» Goal: Give back the full material, exactly as it reads.

Dataset items:
# # # # # # #

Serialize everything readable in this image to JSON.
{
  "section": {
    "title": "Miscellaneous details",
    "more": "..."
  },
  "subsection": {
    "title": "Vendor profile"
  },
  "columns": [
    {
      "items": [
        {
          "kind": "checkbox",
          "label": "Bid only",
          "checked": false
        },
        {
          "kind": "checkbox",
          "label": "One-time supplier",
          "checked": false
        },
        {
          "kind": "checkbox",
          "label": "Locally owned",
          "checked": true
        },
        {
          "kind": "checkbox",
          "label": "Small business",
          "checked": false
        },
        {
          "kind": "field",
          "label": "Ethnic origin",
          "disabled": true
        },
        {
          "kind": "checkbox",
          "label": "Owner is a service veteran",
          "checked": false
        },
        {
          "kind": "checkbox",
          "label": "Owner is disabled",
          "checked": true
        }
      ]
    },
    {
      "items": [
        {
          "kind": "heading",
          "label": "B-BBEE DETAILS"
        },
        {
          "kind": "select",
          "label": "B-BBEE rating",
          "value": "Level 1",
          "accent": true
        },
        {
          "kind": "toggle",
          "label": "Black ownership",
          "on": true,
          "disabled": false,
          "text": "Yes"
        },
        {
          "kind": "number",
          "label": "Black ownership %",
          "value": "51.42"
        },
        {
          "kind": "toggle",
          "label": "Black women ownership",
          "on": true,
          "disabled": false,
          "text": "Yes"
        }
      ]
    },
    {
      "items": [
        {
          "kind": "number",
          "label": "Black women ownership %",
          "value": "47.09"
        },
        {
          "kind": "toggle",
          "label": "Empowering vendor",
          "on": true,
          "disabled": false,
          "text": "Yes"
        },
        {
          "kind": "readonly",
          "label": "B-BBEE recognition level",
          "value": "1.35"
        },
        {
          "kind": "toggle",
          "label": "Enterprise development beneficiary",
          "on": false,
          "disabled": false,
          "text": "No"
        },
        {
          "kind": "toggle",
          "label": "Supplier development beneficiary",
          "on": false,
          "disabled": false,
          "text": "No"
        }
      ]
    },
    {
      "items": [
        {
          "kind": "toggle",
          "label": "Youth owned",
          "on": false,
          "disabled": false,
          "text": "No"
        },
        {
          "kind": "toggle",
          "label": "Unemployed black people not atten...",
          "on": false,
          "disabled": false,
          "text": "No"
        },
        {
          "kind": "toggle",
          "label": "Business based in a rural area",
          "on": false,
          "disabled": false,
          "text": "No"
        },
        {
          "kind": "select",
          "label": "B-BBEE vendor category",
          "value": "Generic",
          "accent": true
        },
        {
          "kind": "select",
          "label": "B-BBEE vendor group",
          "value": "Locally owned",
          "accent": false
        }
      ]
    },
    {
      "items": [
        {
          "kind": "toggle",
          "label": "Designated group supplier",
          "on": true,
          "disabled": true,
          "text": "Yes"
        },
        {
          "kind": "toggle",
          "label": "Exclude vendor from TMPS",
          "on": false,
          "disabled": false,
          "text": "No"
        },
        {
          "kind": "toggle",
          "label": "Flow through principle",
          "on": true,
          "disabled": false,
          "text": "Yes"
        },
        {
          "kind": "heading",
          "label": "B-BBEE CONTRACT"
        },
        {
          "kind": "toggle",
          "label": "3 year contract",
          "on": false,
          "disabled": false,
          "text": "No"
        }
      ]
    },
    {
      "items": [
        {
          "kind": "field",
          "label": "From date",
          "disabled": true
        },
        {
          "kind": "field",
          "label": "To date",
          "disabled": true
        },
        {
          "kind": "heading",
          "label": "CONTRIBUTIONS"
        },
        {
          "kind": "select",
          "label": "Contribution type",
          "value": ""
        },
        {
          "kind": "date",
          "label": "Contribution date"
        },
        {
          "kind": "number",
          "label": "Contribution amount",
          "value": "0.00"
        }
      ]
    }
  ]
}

# # # # # # #

» Finished answer:
Serialize everything readable in this image to JSON.
{
  "section": {
    "title": "Miscellaneous details",
    "more": "..."
  },
  "subsection": {
    "title": "Vendor profile"
  },
  "columns": [
    {
      "items": [
        {
          "kind": "checkbox",
          "label": "Bid only",
          "checked": false
        },
        {
          "kind": "checkbox",
          "label": "One-time supplier",
          "checked": false
        },
        {
          "kind": "checkbox",
          "label": "Locally owned",
          "checked": true
        },
        {
          "kind": "checkbox",
          "label": "Small business",
          "checked": false
        },
        {
          "kind": "field",
          "label": "Ethnic origin",
          "disabled": true
        },
        {
          "kind": "checkbox",
          "label": "Owner is a service veteran",
          "checked": false
        },
        {
          "kind": "checkbox",
          "label": "Owner is disabled",
          "checked": true
        }
      ]
    },
    {
      "items": [
        {
          "kind": "heading",
          "label": "B-BBEE DETAILS"
        },
        {
          "kind": "select",
          "label": "B-BBEE rating",
          "value": "Level 1",
          "accent": true
        },
        {
          "kind": "toggle",
          "label": "Black ownership",
          "on": true,
          "disabled": false,
          "text": "Yes"
        },
        {
          "kind": "number",
          "label": "Black ownership %",
          "value": "51.42"
        },
        {
          "kind": "toggle",
          "label": "Black women ownership",
          "on": true,
          "disabled": false,
          "text": "Yes"
        }
      ]
    },
    {
      "items": [
        {
          "kind": "number",
          "label": "Black women ownership %",
          "value": "47.09"
        },
        {
          "kind": "toggle",
          "label": "Empowering vendor",
          "on": true,
          "disabled": false,
          "text": "Yes"
        },
        {
          "kind": "readonly",
          "label": "B-BBEE recognition level",
          "value": "1.35"
        },
        {
          "kind": "toggle",
          "label": "Enterprise development beneficiary",
          "on": false,
          "disabled": false,
          "text": "No"
        },
        {
          "kind": "toggle",
          "label": "Supplier development beneficiary",
          "on": false,
          "disabled": false,
          "text": "No"
        }
      ]
    },
    {
      "items": [
        {
          "kind": "toggle",
          "label": "Youth owned",
          "on": false,
          "disabled": false,
          "text": "No"
        },
        {
          "kind": "toggle",
          "label": "Unemployed black people not atten...",
          "on": false,
          "disabled": false,
          "text": "No"
        },
        {
          "kind": "toggle",
          "label": "Business based in a rural area",
          "on": false,
          "disabled": false,
          "text": "No"
        },
        {
          "kind": "select",
          "label": "B-BBEE vendor category",
          "value": "Generic",
          "accent": true
        },
        {
          "kind": "select",
          "label": "B-BBEE vendor group",
          "value": "Locally owned",
          "accent": false
        }
      ]
    },
    {
      "items": [
        {
          "kind": "toggle",
          "label": "Designated group supplier",
          "on": true,
          "disabled": true,
          "text": "Yes"
        },
        {
          "kind": "toggle",
          "label": "Exclude vendor from TMPS",
          "on": false,
          "disabled": false,
          "text": "No"
        },
        {
          "kind": "toggle",
          "label": "Flow through principle",
          "on": true,
          "disabled": false,
          "text": "Yes"
        },
        {
          "kind": "heading",
          "label": "B-BBEE CONTRACT"
        },
        {
          "kind": "toggle",
          "label": "3 year contract",
          "on": false,
          "disabled": false,
          "text": "No"
        }
      ]
    },
    {
      "items": [
        {
          "kind": "field",
          "label": "From date",
          "disabled": true
        },
        {
          "kind": "field",
          "label": "To date",
          "disabled": true
        },
        {
          "kind": "heading",
          "label": "CONTRIBUTIONS"
        },
        {
          "kind": "select",
          "label": "Contribution type",
          "value": ""
        },
        {
          "kind": "date",
          "label": "Contribution date"
        },
        {
          "kind": "number",
          "label": "Contribution amount",
          "value": "0.00"
        }
      ]
    }
  ]
}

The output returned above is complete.